*** Data

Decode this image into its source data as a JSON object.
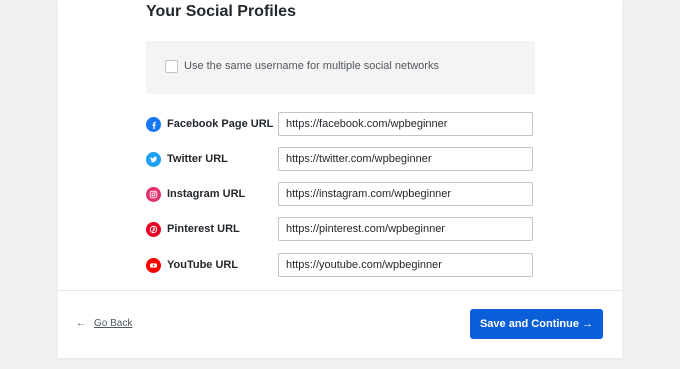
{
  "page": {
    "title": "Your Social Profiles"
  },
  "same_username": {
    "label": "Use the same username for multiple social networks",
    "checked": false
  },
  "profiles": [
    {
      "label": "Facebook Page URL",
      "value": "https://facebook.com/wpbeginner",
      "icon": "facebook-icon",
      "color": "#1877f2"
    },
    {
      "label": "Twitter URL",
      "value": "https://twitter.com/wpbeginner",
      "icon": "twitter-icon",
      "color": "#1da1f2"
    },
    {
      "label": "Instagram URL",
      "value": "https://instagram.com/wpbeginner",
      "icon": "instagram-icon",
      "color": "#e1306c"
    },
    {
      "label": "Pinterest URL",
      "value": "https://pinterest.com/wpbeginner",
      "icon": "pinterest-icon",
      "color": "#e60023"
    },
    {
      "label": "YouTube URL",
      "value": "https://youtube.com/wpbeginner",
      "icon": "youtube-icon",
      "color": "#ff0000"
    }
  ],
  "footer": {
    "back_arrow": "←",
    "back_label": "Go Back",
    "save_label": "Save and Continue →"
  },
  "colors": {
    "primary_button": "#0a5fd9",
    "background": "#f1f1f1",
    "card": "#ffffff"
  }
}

******
*** Data

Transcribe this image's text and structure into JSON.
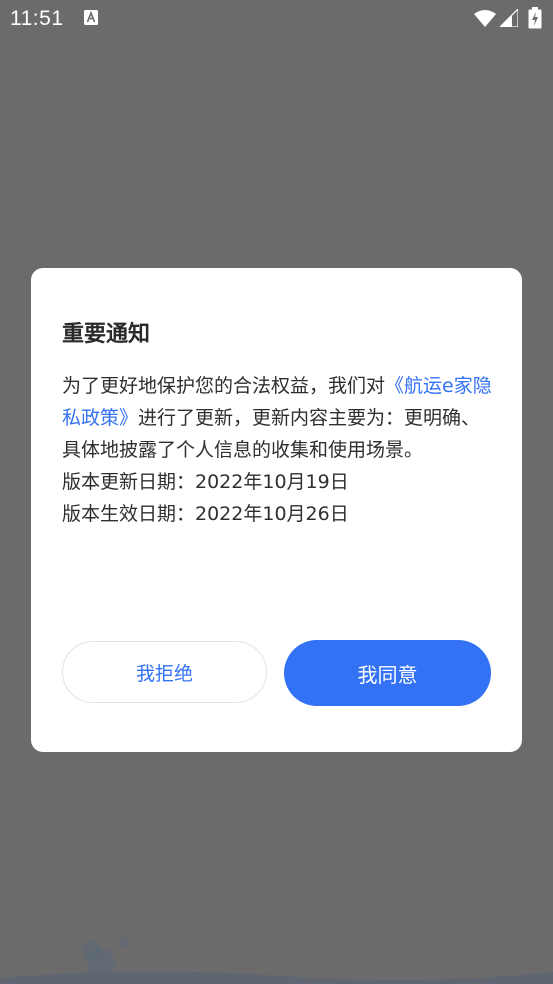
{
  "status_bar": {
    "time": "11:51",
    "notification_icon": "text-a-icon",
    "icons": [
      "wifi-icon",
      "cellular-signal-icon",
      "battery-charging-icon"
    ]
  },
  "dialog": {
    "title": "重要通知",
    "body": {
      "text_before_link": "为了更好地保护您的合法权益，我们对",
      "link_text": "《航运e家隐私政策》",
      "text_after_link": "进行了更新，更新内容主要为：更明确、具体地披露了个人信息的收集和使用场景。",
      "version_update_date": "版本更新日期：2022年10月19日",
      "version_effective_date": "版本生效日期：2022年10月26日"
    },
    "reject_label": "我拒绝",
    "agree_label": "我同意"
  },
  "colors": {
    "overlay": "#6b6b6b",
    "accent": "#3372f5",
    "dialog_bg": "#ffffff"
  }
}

******

#### [Stated task]
Identify the lines above that contain the word "title", then copy them.

#### [Answer to this task]
    "title": "Your Social Profiles"
    "title": "重要通知",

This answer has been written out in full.